_GOAL_
Copy every line of the entries that includes the word "Please".

==============================

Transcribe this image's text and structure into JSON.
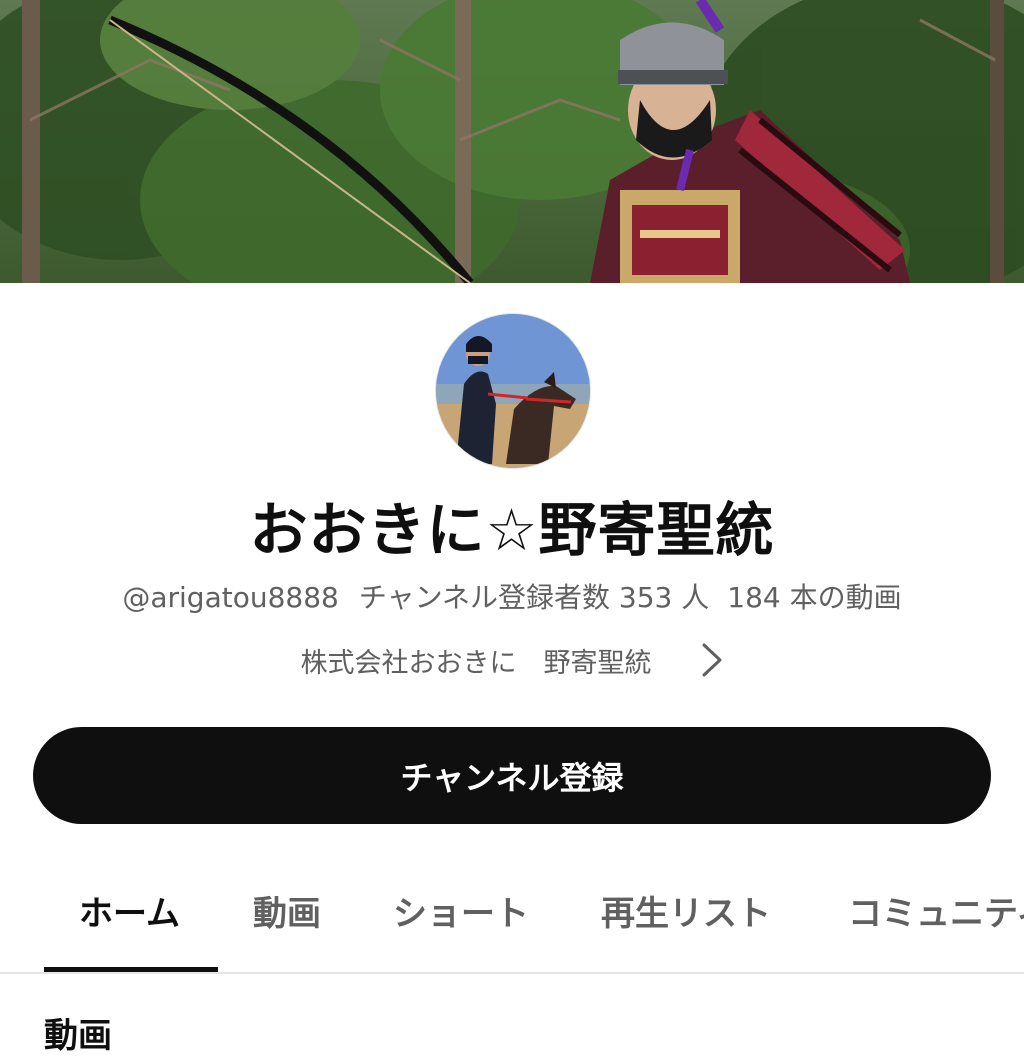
{
  "banner": {
    "icon": "banner-photo-samurai-archer"
  },
  "avatar": {
    "icon": "avatar-photo-horse-rider"
  },
  "channel": {
    "name": "おおきに☆野寄聖統",
    "handle": "@arigatou8888",
    "subscribers": "チャンネル登録者数 353 人",
    "video_count": "184 本の動画",
    "description": "株式会社おおきに　野寄聖統"
  },
  "subscribe": {
    "label": "チャンネル登録"
  },
  "tabs": [
    {
      "label": "ホーム",
      "active": true
    },
    {
      "label": "動画"
    },
    {
      "label": "ショート"
    },
    {
      "label": "再生リスト"
    },
    {
      "label": "コミュニティ"
    }
  ],
  "section": {
    "title": "動画"
  },
  "colors": {
    "primary_text": "#0f0f0f",
    "secondary_text": "#606060",
    "button_bg": "#0f0f0f",
    "button_text": "#ffffff"
  }
}
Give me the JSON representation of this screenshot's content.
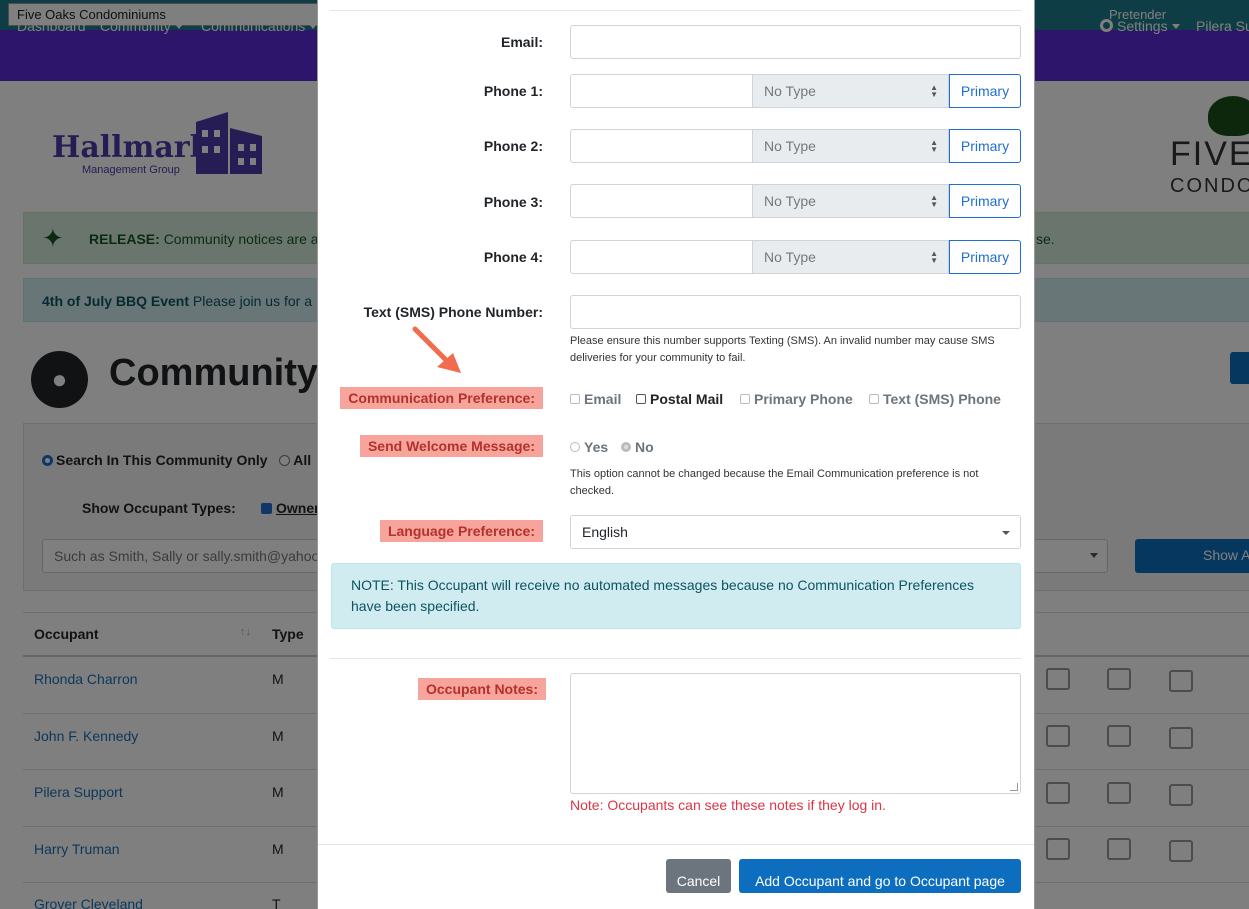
{
  "topbar": {
    "community_name": "Five Oaks Condominiums",
    "pretender_label": "Pretender"
  },
  "nav": {
    "items": [
      "Dashboard",
      "Community",
      "Communications"
    ],
    "settings_label": "Settings",
    "user_label": "Pilera Su"
  },
  "branding": {
    "mgmt_logo_title": "Hallmark",
    "mgmt_logo_sub": "Management Group",
    "community_logo_line1": "FIVE",
    "community_logo_line2": "CONDO"
  },
  "alerts": {
    "release_label": "RELEASE:",
    "release_text": "Community notices are a",
    "release_end": "se.",
    "event_title": "4th of July BBQ Event",
    "event_text": "Please join us for a"
  },
  "page": {
    "title": "Community O"
  },
  "search": {
    "scope_this": "Search In This Community Only",
    "scope_all": "All",
    "types_label": "Show Occupant Types:",
    "owner_label": "Owner",
    "placeholder": "Such as Smith, Sally or sally.smith@yahoo",
    "show_button": "Show A"
  },
  "table": {
    "headers": {
      "occupant": "Occupant",
      "type": "Type"
    },
    "rows": [
      {
        "name": "Rhonda Charron",
        "type": "M"
      },
      {
        "name": "John F. Kennedy",
        "type": "M"
      },
      {
        "name": "Pilera Support",
        "type": "M"
      },
      {
        "name": "Harry Truman",
        "type": "M"
      },
      {
        "name": "Grover Cleveland",
        "type": "T"
      }
    ]
  },
  "modal": {
    "email_label": "Email:",
    "phones": [
      {
        "label": "Phone 1:",
        "type": "No Type",
        "primary": "Primary"
      },
      {
        "label": "Phone 2:",
        "type": "No Type",
        "primary": "Primary"
      },
      {
        "label": "Phone 3:",
        "type": "No Type",
        "primary": "Primary"
      },
      {
        "label": "Phone 4:",
        "type": "No Type",
        "primary": "Primary"
      }
    ],
    "sms_label": "Text (SMS) Phone Number:",
    "sms_help": "Please ensure this number supports Texting (SMS). An invalid number may cause SMS deliveries for your community to fail.",
    "comm_pref_label": "Communication Preference:",
    "comm_options": {
      "email": "Email",
      "postal": "Postal Mail",
      "primary_phone": "Primary Phone",
      "sms_phone": "Text (SMS) Phone"
    },
    "welcome_label": "Send Welcome Message:",
    "welcome_yes": "Yes",
    "welcome_no": "No",
    "welcome_help": "This option cannot be changed because the Email Communication preference is not checked.",
    "language_label": "Language Preference:",
    "language_value": "English",
    "note_text": "NOTE: This Occupant will receive no automated messages because no Communication Preferences have been specified.",
    "notes_label": "Occupant Notes:",
    "notes_warning": "Note: Occupants can see these notes if they log in.",
    "cancel_button": "Cancel",
    "add_button": "Add Occupant and go to Occupant page"
  },
  "colors": {
    "nav": "#5b2bd6",
    "primary": "#0d6ebf",
    "highlight": "#f7a59c",
    "highlight_text": "#b3322b",
    "arrow": "#f26b4f"
  }
}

==============================

_WORKED SOLUTION_
    "event_text": "Please join us for a"
    "sms_help": "Please ensure this number supports Texting (SMS). An invalid number may cause SMS deliveries for your community to fail.",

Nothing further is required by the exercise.